┌──
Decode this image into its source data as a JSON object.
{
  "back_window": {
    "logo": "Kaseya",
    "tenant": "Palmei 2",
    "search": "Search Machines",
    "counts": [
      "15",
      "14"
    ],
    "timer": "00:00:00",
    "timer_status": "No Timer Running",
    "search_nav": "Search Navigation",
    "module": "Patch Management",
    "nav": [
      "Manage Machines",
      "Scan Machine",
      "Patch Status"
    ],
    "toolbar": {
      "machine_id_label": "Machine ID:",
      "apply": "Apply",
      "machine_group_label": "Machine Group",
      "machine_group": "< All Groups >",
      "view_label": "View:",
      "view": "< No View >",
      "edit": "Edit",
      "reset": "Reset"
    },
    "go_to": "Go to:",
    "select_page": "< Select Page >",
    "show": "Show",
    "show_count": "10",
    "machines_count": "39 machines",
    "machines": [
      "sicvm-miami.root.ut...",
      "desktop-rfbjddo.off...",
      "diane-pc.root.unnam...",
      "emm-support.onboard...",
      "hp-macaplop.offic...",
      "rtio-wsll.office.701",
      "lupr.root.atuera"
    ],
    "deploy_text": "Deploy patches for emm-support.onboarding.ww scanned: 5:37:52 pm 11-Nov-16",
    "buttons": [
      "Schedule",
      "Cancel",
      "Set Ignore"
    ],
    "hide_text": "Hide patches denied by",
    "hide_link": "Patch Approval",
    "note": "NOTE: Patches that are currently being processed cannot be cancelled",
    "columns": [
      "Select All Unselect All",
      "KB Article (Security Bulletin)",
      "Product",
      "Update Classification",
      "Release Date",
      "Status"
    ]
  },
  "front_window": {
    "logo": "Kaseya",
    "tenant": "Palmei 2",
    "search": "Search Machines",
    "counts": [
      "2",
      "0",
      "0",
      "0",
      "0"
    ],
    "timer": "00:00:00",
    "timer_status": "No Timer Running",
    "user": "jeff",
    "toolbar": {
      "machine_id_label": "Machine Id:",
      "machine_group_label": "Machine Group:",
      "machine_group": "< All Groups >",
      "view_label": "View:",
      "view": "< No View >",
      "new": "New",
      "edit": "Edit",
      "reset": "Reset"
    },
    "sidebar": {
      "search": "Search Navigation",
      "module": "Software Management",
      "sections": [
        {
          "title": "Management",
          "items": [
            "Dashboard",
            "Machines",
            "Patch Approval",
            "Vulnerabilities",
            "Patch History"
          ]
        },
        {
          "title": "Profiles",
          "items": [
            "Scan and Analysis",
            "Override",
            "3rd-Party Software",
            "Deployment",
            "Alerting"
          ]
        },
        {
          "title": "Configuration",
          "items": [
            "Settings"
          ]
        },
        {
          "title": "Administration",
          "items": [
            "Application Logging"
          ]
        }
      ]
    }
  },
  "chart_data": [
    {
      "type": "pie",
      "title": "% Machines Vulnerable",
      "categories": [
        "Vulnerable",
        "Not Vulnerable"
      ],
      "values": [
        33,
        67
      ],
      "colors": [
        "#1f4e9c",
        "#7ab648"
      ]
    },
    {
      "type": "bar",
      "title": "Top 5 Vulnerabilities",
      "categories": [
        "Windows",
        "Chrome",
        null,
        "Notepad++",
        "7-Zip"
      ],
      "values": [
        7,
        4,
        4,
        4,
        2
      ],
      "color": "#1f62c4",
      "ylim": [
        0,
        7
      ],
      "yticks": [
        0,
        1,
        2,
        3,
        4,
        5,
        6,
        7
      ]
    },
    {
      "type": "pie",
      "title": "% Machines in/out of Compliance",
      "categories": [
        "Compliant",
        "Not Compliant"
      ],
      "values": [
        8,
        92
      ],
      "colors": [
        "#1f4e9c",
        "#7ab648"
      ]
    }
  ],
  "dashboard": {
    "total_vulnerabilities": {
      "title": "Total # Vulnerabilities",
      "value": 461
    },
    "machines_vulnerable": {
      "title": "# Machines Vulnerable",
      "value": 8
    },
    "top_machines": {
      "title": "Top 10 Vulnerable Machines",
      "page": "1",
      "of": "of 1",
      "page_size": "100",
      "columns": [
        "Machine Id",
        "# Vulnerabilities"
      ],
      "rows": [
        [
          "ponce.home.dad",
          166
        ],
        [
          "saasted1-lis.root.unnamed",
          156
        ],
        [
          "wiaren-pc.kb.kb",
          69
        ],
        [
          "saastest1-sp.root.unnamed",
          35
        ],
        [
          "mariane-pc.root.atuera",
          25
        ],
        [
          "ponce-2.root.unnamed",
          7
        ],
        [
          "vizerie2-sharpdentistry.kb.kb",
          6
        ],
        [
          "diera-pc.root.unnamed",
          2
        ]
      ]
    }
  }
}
└──
DIRECTIONS:
The records above must be output exactly, in full.

RESPONSE TO THIS TASK:
Decode this image into its source data as a JSON object.
{
  "back_window": {
    "logo": "Kaseya",
    "tenant": "Palmei 2",
    "search": "Search Machines",
    "counts": [
      "15",
      "14"
    ],
    "timer": "00:00:00",
    "timer_status": "No Timer Running",
    "search_nav": "Search Navigation",
    "module": "Patch Management",
    "nav": [
      "Manage Machines",
      "Scan Machine",
      "Patch Status"
    ],
    "toolbar": {
      "machine_id_label": "Machine ID:",
      "apply": "Apply",
      "machine_group_label": "Machine Group",
      "machine_group": "< All Groups >",
      "view_label": "View:",
      "view": "< No View >",
      "edit": "Edit",
      "reset": "Reset"
    },
    "go_to": "Go to:",
    "select_page": "< Select Page >",
    "show": "Show",
    "show_count": "10",
    "machines_count": "39 machines",
    "machines": [
      "sicvm-miami.root.ut...",
      "desktop-rfbjddo.off...",
      "diane-pc.root.unnam...",
      "emm-support.onboard...",
      "hp-macaplop.offic...",
      "rtio-wsll.office.701",
      "lupr.root.atuera"
    ],
    "deploy_text": "Deploy patches for emm-support.onboarding.ww scanned: 5:37:52 pm 11-Nov-16",
    "buttons": [
      "Schedule",
      "Cancel",
      "Set Ignore"
    ],
    "hide_text": "Hide patches denied by",
    "hide_link": "Patch Approval",
    "note": "NOTE: Patches that are currently being processed cannot be cancelled",
    "columns": [
      "Select All Unselect All",
      "KB Article (Security Bulletin)",
      "Product",
      "Update Classification",
      "Release Date",
      "Status"
    ]
  },
  "front_window": {
    "logo": "Kaseya",
    "tenant": "Palmei 2",
    "search": "Search Machines",
    "counts": [
      "2",
      "0",
      "0",
      "0",
      "0"
    ],
    "timer": "00:00:00",
    "timer_status": "No Timer Running",
    "user": "jeff",
    "toolbar": {
      "machine_id_label": "Machine Id:",
      "machine_group_label": "Machine Group:",
      "machine_group": "< All Groups >",
      "view_label": "View:",
      "view": "< No View >",
      "new": "New",
      "edit": "Edit",
      "reset": "Reset"
    },
    "sidebar": {
      "search": "Search Navigation",
      "module": "Software Management",
      "sections": [
        {
          "title": "Management",
          "items": [
            "Dashboard",
            "Machines",
            "Patch Approval",
            "Vulnerabilities",
            "Patch History"
          ]
        },
        {
          "title": "Profiles",
          "items": [
            "Scan and Analysis",
            "Override",
            "3rd-Party Software",
            "Deployment",
            "Alerting"
          ]
        },
        {
          "title": "Configuration",
          "items": [
            "Settings"
          ]
        },
        {
          "title": "Administration",
          "items": [
            "Application Logging"
          ]
        }
      ]
    }
  },
  "chart_data": [
    {
      "type": "pie",
      "title": "% Machines Vulnerable",
      "categories": [
        "Vulnerable",
        "Not Vulnerable"
      ],
      "values": [
        33,
        67
      ],
      "colors": [
        "#1f4e9c",
        "#7ab648"
      ]
    },
    {
      "type": "bar",
      "title": "Top 5 Vulnerabilities",
      "categories": [
        "Windows",
        "Chrome",
        null,
        "Notepad++",
        "7-Zip"
      ],
      "values": [
        7,
        4,
        4,
        4,
        2
      ],
      "color": "#1f62c4",
      "ylim": [
        0,
        7
      ],
      "yticks": [
        0,
        1,
        2,
        3,
        4,
        5,
        6,
        7
      ]
    },
    {
      "type": "pie",
      "title": "% Machines in/out of Compliance",
      "categories": [
        "Compliant",
        "Not Compliant"
      ],
      "values": [
        8,
        92
      ],
      "colors": [
        "#1f4e9c",
        "#7ab648"
      ]
    }
  ],
  "dashboard": {
    "total_vulnerabilities": {
      "title": "Total # Vulnerabilities",
      "value": 461
    },
    "machines_vulnerable": {
      "title": "# Machines Vulnerable",
      "value": 8
    },
    "top_machines": {
      "title": "Top 10 Vulnerable Machines",
      "page": "1",
      "of": "of 1",
      "page_size": "100",
      "columns": [
        "Machine Id",
        "# Vulnerabilities"
      ],
      "rows": [
        [
          "ponce.home.dad",
          166
        ],
        [
          "saasted1-lis.root.unnamed",
          156
        ],
        [
          "wiaren-pc.kb.kb",
          69
        ],
        [
          "saastest1-sp.root.unnamed",
          35
        ],
        [
          "mariane-pc.root.atuera",
          25
        ],
        [
          "ponce-2.root.unnamed",
          7
        ],
        [
          "vizerie2-sharpdentistry.kb.kb",
          6
        ],
        [
          "diera-pc.root.unnamed",
          2
        ]
      ]
    }
  }
}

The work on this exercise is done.